**Data rows:**
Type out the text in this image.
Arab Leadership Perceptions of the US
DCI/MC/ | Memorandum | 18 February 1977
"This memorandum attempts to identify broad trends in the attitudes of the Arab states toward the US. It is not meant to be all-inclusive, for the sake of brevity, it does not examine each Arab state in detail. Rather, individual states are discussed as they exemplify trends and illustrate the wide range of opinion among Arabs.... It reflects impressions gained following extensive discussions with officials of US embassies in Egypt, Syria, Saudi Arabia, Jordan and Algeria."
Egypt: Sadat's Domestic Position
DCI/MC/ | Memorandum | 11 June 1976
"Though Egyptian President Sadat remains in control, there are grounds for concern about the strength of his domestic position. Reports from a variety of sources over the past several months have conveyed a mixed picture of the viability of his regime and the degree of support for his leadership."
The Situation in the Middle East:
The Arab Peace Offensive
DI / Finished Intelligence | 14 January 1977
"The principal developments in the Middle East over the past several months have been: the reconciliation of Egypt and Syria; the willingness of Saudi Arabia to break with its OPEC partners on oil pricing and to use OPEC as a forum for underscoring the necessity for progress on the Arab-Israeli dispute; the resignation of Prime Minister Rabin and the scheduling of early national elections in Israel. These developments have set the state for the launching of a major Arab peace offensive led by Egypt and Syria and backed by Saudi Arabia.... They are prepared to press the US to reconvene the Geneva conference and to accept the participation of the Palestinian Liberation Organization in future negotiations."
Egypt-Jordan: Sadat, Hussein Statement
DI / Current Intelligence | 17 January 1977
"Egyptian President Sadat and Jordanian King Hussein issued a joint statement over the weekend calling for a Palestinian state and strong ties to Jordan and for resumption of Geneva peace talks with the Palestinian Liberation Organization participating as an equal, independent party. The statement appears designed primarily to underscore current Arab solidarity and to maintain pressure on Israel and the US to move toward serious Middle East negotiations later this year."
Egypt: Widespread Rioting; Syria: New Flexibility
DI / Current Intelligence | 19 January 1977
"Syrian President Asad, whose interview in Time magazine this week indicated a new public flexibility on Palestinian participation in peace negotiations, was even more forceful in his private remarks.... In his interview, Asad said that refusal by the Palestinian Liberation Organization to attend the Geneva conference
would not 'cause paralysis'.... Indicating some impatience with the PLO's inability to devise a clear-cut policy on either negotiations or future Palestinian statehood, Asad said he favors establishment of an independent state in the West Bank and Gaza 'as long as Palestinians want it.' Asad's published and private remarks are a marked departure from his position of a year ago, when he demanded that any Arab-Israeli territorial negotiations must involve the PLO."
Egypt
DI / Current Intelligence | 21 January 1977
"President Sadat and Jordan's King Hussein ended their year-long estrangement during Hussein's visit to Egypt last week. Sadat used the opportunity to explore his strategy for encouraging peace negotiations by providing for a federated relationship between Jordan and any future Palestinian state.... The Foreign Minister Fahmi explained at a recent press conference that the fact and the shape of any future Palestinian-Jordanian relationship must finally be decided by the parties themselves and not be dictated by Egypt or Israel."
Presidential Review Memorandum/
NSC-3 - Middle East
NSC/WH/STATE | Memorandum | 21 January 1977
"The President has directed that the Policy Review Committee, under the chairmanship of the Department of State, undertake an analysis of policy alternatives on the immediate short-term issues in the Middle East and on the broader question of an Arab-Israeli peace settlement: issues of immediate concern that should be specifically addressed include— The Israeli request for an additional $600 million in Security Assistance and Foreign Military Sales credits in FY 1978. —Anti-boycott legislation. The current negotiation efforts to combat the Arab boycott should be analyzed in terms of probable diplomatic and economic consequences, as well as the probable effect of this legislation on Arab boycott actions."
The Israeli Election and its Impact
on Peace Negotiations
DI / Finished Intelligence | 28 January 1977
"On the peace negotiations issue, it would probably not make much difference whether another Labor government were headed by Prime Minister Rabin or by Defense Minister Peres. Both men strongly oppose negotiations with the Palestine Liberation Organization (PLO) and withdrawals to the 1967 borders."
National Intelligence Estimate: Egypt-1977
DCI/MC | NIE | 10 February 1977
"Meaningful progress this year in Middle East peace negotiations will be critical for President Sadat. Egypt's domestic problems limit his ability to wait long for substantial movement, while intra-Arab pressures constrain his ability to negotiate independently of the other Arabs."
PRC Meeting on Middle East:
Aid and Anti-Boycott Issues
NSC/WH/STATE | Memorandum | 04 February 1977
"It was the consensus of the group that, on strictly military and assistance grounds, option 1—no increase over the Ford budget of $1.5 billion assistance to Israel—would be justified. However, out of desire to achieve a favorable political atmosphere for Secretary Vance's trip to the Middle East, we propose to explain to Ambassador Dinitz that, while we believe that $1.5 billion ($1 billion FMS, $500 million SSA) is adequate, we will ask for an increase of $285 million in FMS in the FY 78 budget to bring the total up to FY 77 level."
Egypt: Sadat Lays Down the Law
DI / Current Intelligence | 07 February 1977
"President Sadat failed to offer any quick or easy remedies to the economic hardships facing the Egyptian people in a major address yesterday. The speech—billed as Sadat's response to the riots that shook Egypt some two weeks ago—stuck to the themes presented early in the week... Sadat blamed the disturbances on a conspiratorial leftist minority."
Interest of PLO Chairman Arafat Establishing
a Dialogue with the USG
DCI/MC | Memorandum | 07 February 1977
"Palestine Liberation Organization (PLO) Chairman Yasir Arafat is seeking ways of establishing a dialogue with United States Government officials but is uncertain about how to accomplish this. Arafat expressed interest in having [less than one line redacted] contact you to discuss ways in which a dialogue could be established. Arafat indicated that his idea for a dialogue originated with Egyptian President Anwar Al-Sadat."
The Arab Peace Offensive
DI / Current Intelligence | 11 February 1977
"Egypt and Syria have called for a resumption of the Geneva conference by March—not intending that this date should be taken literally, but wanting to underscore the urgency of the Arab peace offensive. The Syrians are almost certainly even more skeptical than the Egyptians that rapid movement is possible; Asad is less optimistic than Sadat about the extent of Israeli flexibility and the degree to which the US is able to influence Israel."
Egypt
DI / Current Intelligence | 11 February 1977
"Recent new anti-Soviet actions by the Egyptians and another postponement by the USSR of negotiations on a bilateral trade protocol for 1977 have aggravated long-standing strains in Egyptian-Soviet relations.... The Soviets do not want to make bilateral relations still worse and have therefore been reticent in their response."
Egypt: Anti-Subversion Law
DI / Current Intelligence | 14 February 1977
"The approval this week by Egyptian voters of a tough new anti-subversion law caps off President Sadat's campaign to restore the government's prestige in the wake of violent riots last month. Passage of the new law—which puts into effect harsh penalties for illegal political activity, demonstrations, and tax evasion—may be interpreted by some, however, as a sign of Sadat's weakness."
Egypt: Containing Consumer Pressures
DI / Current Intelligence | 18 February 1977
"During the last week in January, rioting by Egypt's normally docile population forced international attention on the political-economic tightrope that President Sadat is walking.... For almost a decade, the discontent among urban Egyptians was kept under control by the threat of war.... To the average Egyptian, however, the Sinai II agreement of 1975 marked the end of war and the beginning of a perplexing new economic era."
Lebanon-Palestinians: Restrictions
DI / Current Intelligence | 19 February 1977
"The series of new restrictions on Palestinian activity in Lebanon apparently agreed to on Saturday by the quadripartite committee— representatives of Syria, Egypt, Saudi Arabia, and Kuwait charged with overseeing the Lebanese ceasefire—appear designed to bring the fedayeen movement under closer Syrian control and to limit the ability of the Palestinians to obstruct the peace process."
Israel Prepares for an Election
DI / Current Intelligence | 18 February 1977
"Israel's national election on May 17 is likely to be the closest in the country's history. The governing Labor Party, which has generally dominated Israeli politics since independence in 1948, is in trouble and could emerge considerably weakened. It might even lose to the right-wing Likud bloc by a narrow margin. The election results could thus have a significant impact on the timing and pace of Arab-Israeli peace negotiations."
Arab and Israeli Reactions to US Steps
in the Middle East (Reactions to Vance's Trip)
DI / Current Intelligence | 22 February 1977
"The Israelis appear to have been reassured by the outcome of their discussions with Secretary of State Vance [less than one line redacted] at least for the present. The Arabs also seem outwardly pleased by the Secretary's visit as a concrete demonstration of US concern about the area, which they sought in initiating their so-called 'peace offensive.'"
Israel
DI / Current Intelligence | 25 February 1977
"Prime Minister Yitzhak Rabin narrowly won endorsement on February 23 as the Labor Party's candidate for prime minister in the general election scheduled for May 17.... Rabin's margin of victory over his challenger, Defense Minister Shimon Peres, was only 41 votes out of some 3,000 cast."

**What is asked:**
Each line that has the word "from" should be copied.

**Written answer:**
"Though Egyptian President Sadat remains in control, there are grounds for concern about the strength of his domestic position. Reports from a variety of sources over the past several months have conveyed a mixed picture of the viability of his regime and the degree of support for his leadership."
would not 'cause paralysis'.... Indicating some impatience with the PLO's inability to devise a clear-cut policy on either negotiations or future Palestinian statehood, Asad said he favors establishment of an independent state in the West Bank and Gaza 'as long as Palestinians want it.' Asad's published and private remarks are a marked departure from his position of a year ago, when he demanded that any Arab-Israeli territorial negotiations must involve the PLO."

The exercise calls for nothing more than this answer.